Mentions: The network consists of 7 layers: one input layer (layer 0), three convolutional layers (layers 1, 3, and 5), two max-pooling layers (layers 2 and 4), and one fully-connected layer (layer 6) (see Fig 1). Layer 0 is the input layer, which has only one feature map size of 48×54, and contains the raw input image. Layer 1 is a convolutional layer that has 6 feature maps of size 40×40. Layer 1 convolutes layer 0 with a kernel size of 9×15. These feature maps are encoded via dynamic activities of (40×40×6) leaky integrator neural units with their time constant τ set to 2.0. Layer 2 is a max-pooling layer that has 6 feature maps of size 20×20. The number of feature maps of the max-pooling layer is the same as that of its previous convolutional layer because each feature map of the max-pooling layer and convolutional layer are coupled. Each feature map in layer 2 takes a maximum value within local patches with a size of 2×2 from the corresponding feature map in layer 1. Layer 3 is a convolutional layer encompassing 50 feature maps of size 14×14 and a time constant τ set to 5.0. Layer 3 convolutes layer 2 with a kernel size of 7×7. Layer 4 is a max-pooling layer that has 50 feature maps of size 7×7. Each feature map in layer 4 takes a maximum value within local patches with a size of 2×2 from the corresponding feature map in layer 3. Layer 5 is a convolutional layer that has 100 feature maps of size 1×1 and a time constant τ set to 100.0. Layer 5 convolutes layer 4 with a kernel size of 7×7. Layer 6 is a fully-connected layer which generates the categorical outputs encoded by a set of static neural units using the softmax activation function. The number of neurons in layer 6 is the same as the number of classes in a dataset. Each neuron in layer 6 is fully-connected with all the neurons of the 100 feature maps in layer 5.

= = = = = = =

◆ **TASK REQUIREMENTS**:
a - In the network description, what time constant is set for layer 3?
b - Please sum up the network description in two sentences.
c - Resume the network description after its last sentence.
The records have no connection to the network description.

◆ **INFORMATION SUPPLIED**:
= = = = = = =

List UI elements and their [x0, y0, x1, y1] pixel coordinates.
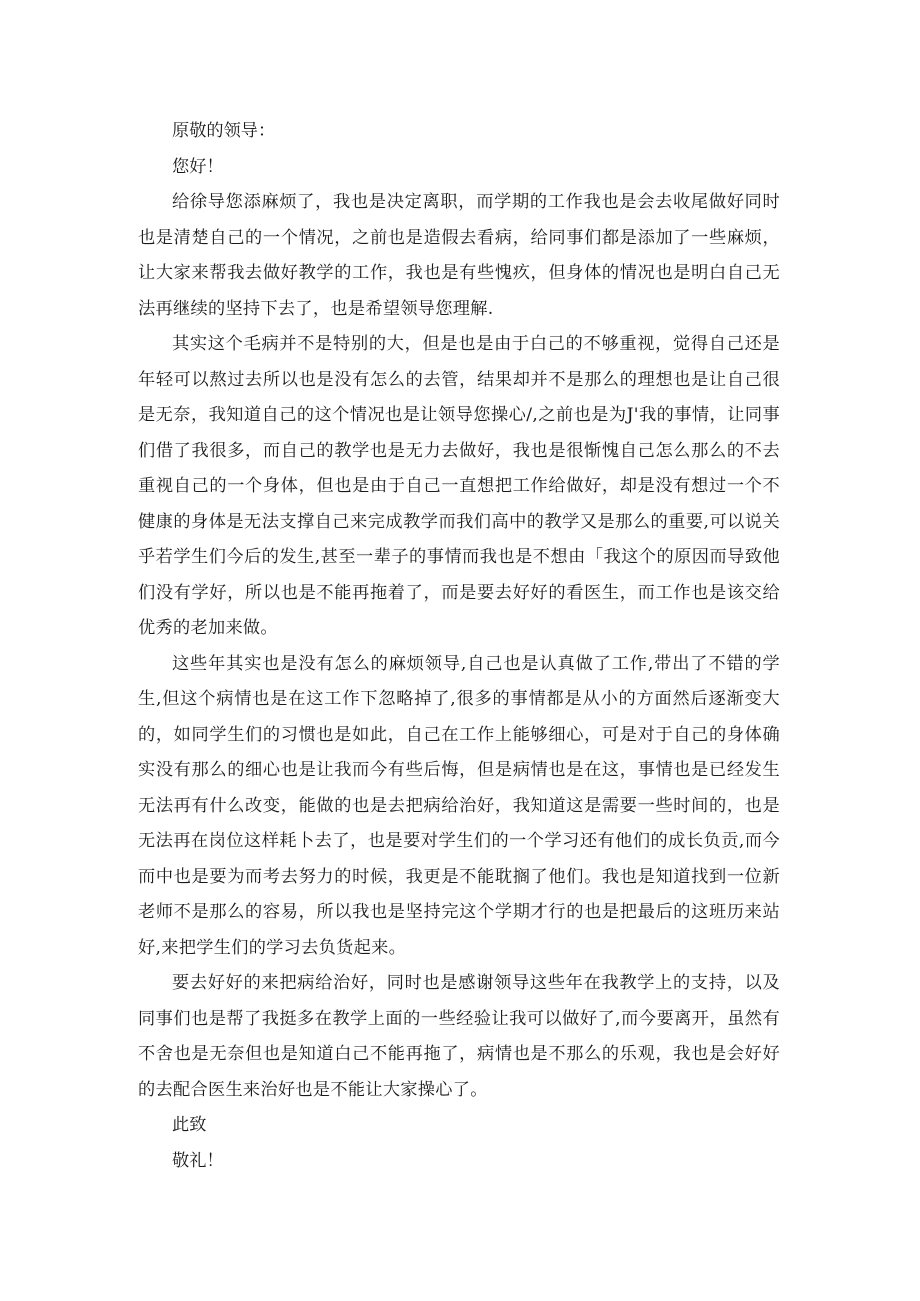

= = = = = = =

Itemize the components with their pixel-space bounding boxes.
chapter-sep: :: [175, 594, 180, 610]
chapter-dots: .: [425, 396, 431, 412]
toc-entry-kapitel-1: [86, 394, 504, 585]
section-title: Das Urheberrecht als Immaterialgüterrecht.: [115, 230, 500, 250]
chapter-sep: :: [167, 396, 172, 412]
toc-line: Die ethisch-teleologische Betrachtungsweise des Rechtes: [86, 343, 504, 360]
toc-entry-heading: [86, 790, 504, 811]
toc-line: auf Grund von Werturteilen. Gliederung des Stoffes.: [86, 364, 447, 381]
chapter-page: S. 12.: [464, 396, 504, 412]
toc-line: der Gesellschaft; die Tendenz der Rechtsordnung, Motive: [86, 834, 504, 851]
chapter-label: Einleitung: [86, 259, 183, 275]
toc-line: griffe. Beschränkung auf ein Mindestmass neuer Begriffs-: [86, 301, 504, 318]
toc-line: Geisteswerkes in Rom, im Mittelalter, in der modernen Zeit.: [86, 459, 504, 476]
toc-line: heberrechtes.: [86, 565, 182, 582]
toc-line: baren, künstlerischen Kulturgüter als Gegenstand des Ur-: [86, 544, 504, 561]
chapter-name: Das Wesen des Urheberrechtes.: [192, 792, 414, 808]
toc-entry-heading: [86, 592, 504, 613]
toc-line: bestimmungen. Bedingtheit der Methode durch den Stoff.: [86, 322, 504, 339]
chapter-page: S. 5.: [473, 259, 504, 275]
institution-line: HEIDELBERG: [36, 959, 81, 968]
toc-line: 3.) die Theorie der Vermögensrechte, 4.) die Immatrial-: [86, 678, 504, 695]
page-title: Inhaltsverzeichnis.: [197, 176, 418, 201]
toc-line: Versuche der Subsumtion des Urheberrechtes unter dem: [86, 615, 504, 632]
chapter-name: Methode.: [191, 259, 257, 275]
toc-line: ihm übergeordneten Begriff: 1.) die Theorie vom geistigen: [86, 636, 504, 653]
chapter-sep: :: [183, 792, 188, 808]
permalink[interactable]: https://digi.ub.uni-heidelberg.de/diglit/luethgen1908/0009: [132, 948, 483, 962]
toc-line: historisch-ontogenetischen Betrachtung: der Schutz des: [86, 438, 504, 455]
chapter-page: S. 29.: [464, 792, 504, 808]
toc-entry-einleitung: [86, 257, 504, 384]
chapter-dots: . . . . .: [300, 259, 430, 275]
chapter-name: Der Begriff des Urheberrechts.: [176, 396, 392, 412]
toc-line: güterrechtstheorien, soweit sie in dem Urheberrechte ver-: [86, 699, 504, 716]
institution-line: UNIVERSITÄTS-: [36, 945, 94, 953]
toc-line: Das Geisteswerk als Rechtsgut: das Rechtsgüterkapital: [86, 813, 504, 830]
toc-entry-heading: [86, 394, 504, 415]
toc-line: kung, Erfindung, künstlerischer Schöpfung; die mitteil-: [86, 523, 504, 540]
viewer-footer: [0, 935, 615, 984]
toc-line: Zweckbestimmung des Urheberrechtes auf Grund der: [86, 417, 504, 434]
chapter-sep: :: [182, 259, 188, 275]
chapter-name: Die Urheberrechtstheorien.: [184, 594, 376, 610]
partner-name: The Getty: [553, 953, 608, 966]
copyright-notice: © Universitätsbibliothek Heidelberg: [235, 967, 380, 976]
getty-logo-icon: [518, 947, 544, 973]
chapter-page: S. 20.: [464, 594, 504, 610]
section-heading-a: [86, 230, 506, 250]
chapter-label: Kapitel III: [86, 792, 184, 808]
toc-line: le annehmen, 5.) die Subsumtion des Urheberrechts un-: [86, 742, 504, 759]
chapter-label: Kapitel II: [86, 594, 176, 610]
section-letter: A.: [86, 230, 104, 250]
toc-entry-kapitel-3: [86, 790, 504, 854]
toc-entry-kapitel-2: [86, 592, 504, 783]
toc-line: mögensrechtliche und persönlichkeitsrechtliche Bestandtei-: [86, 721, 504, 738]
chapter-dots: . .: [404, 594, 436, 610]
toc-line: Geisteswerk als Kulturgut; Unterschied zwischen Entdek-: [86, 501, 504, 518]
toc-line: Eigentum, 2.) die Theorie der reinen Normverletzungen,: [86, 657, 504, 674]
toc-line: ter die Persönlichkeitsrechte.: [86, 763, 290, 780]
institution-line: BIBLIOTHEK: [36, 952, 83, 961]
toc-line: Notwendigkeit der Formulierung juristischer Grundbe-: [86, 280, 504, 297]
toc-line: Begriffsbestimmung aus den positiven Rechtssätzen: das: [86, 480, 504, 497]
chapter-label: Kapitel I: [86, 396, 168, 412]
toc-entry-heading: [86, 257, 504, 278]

= = = = = = =

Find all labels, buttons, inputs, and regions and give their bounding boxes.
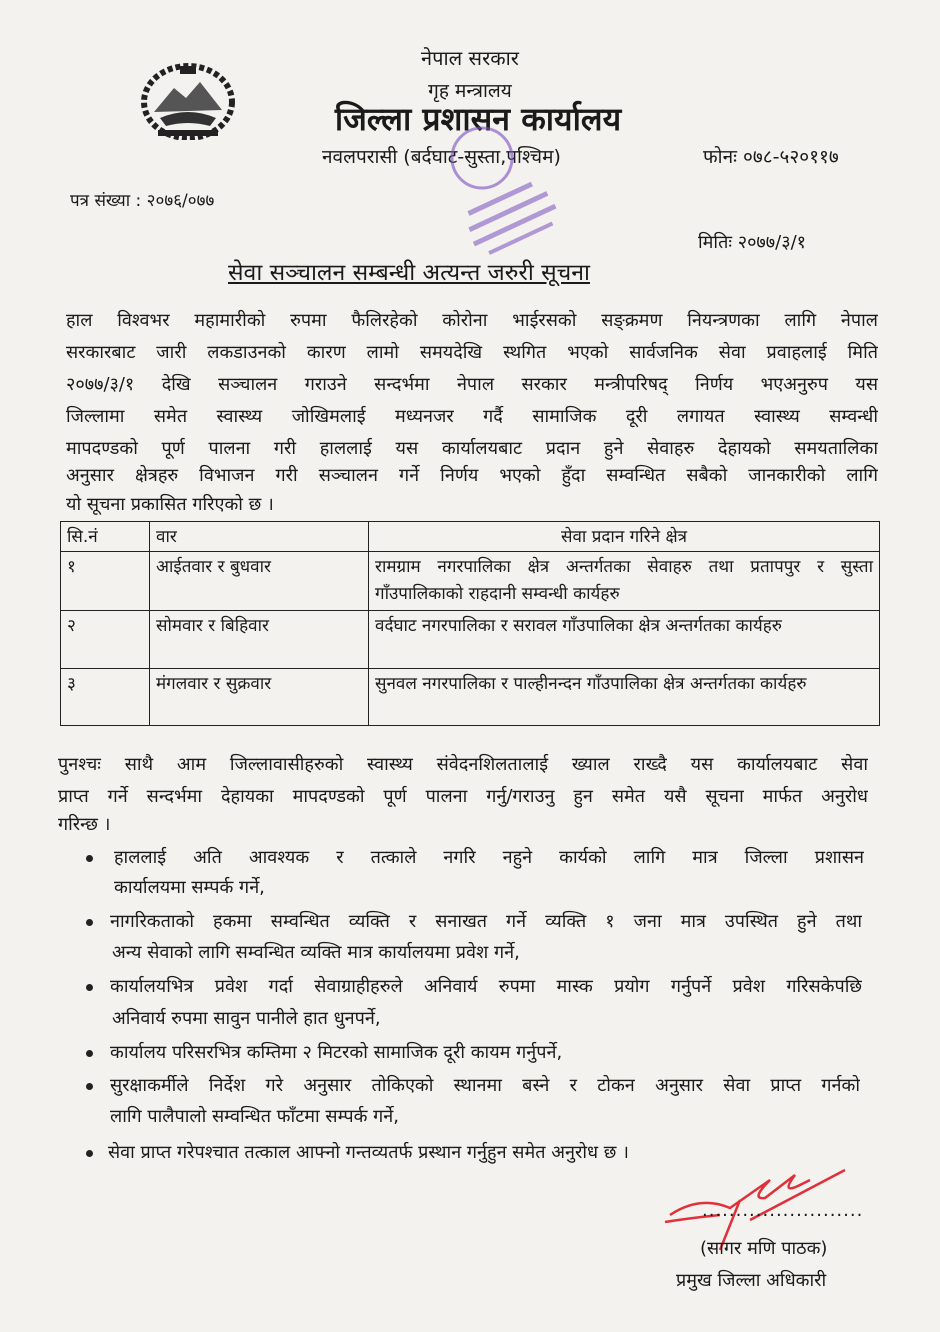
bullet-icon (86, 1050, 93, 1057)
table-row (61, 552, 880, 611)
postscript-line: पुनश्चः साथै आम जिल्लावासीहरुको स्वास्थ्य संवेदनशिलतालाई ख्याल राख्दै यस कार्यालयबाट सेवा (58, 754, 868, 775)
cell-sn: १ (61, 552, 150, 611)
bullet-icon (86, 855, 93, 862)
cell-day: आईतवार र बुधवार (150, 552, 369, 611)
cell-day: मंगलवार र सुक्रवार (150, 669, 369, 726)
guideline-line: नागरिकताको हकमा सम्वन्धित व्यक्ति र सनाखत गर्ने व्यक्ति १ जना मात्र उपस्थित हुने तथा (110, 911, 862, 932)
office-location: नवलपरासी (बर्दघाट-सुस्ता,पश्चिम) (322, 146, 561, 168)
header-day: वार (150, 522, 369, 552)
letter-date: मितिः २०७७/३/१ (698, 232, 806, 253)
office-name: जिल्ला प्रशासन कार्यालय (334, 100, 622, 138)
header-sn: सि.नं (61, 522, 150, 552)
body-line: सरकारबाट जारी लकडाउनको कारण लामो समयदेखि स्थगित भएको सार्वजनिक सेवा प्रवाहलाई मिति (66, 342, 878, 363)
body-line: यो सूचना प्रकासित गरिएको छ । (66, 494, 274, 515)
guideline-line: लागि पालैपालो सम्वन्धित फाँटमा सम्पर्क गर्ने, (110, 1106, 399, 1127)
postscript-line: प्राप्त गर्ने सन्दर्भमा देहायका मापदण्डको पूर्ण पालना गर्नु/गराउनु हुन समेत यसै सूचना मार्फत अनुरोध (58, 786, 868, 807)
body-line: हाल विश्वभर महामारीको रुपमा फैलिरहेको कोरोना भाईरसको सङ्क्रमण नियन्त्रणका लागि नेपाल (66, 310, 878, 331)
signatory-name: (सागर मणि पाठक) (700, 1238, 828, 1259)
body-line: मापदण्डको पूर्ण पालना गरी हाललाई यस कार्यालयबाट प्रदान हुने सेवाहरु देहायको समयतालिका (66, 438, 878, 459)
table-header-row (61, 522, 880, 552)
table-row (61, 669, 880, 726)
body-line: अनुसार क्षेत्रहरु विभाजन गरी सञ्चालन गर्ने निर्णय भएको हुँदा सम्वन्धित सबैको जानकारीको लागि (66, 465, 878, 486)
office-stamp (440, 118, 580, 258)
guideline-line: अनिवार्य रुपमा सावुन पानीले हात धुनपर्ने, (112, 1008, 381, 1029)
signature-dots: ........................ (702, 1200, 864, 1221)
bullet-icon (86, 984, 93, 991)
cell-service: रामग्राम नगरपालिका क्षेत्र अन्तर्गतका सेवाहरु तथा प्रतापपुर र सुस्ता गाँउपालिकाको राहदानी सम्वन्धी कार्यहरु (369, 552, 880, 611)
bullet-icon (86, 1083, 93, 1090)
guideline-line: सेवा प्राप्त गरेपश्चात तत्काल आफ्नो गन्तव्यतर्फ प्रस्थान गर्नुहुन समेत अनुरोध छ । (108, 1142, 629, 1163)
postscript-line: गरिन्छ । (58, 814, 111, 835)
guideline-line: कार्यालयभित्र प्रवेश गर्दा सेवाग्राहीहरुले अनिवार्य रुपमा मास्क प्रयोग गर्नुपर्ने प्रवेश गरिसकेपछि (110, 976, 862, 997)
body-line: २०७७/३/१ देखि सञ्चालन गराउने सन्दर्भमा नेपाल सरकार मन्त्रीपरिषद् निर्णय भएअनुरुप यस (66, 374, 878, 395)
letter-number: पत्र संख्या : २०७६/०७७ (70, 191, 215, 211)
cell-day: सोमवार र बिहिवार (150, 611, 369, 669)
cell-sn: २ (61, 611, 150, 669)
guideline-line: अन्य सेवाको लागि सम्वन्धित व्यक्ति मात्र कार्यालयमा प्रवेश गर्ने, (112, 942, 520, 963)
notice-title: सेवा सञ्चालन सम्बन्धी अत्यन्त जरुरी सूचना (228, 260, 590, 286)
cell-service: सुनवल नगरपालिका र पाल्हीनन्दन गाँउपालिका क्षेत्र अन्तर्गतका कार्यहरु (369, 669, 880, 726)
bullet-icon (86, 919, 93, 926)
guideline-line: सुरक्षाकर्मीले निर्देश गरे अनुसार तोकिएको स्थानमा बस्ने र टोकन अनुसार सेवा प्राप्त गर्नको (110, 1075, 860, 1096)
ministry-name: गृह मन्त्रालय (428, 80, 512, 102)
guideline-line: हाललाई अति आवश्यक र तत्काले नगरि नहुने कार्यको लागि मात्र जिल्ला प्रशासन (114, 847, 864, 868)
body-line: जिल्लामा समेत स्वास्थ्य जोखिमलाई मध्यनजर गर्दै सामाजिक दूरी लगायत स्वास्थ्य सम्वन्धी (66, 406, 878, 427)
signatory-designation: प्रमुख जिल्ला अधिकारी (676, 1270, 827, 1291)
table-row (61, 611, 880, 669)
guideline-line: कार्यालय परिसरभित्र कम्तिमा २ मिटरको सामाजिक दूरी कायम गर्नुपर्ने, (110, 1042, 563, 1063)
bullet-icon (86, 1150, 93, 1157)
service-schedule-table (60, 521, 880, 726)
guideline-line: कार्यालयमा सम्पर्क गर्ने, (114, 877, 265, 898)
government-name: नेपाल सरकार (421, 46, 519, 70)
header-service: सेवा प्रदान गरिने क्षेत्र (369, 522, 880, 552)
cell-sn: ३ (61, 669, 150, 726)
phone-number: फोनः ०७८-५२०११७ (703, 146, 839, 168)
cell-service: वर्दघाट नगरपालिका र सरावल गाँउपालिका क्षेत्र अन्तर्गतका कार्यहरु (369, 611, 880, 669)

= = = = = = =

◆ **TASK ANSWERS**:
a - 5.0

b - The network has seven layers: one input layer, three convolutional layers with time constants of 2.0, 5.0, and 100.0, two max-pooling layers, and one fully-connected layer. Each max-pooling layer takes the maximum over 2×2 patches of the matching convolutional feature map, and the final layer produces categorical outputs with a softmax function, using one neuron per class.

c -
Self-Organization of Spatio-Temporal Hierarchy via Learning of Dynamic Visual Image Patterns on Action Sequences.

Jung M, Hwang J, Tani J - PLoS ONE (2015)

Architecture of the MSTNN.The architecture consists of one input layer, three convolutional layers, two max-pooling layers, and one fully-connected output layer. Convolutional layers apply convolution operations with kernels to previous layers (black solid lines). Max-pooling layers select maximum values within local windows from previous convolutional layers (black dotted lines). Each layer has a set of parameters: dimensions of layer (feature map column size×feature map row size×number of feature maps), kernel size, and max-pooling size. Only the convolutional layers have an additional time constant parameter τ (red solid arrow), which plays a key role in this model. The higher convolutional layer has a larger time constant than the lower convolutional layer. Layer 6 is the softmax activation function used for classification (N is the number of classes).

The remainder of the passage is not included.